Search the data for the word "color" and copy every line that contains it.

[BEGIN Available records]

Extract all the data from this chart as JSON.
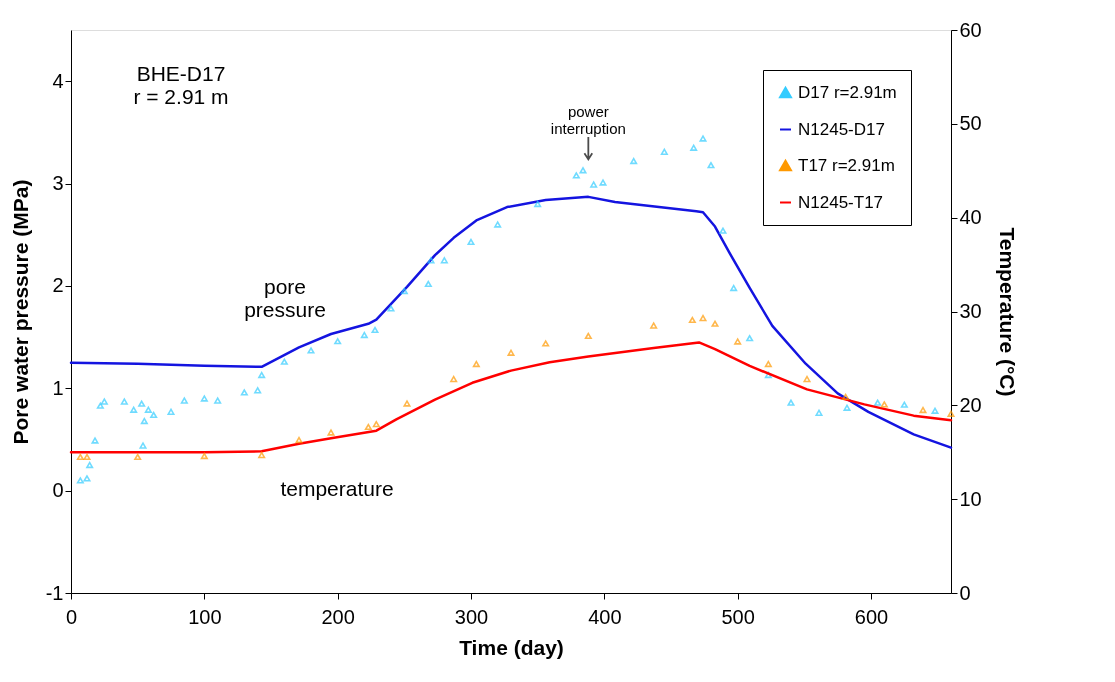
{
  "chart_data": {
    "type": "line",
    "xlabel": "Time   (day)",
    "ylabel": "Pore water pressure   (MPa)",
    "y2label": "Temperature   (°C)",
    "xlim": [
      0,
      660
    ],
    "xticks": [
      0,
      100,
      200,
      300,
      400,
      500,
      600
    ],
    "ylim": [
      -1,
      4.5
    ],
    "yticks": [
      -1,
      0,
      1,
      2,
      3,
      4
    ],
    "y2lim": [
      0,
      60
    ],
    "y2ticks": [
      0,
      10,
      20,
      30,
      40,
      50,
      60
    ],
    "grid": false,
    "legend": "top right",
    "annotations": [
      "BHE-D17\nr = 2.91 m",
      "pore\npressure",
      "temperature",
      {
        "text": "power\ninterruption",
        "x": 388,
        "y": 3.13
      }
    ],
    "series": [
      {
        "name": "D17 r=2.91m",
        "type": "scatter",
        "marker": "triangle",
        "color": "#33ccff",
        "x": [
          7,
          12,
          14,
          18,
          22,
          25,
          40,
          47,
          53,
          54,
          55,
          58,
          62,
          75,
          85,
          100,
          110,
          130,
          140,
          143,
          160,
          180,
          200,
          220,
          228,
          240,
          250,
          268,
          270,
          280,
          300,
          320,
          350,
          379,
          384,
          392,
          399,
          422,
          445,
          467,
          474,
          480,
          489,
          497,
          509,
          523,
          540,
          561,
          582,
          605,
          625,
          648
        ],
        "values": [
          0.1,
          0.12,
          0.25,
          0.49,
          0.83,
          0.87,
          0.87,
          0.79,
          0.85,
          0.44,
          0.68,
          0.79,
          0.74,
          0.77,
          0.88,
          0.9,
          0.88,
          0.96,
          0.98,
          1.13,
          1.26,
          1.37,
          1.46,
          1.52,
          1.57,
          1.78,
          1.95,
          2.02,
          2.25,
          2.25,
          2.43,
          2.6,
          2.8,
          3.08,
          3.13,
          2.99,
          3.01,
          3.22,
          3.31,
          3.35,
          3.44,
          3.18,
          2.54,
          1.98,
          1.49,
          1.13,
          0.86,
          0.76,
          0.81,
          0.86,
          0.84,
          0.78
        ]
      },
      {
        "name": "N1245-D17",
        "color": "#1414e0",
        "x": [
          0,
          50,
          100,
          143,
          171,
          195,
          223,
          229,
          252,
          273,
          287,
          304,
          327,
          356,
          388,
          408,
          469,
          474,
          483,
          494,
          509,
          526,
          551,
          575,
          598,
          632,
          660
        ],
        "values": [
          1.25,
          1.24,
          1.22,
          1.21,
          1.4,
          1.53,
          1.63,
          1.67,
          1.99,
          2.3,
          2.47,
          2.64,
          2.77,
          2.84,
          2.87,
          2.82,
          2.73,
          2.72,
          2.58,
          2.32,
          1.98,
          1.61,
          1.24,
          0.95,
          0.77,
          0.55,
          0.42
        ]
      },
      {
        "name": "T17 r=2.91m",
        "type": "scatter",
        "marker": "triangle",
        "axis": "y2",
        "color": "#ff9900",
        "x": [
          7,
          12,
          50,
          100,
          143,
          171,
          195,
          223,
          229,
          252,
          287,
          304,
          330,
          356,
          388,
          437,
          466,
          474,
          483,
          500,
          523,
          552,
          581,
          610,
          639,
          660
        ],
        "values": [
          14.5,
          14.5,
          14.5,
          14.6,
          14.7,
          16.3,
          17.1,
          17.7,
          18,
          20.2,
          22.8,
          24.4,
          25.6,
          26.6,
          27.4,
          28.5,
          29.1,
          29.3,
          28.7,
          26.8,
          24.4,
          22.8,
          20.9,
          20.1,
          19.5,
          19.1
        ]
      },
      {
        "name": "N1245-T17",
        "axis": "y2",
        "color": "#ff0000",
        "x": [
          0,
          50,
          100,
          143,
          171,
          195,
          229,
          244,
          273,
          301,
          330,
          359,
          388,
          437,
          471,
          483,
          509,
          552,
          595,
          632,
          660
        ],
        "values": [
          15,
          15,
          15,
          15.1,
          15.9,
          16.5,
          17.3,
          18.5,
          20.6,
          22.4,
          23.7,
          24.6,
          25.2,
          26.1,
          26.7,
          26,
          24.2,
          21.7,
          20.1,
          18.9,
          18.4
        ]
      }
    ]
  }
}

[END Available records]

- **Full output**
        "color": "#33ccff",
        "color": "#1414e0",
        "color": "#ff9900",
        "color": "#ff0000",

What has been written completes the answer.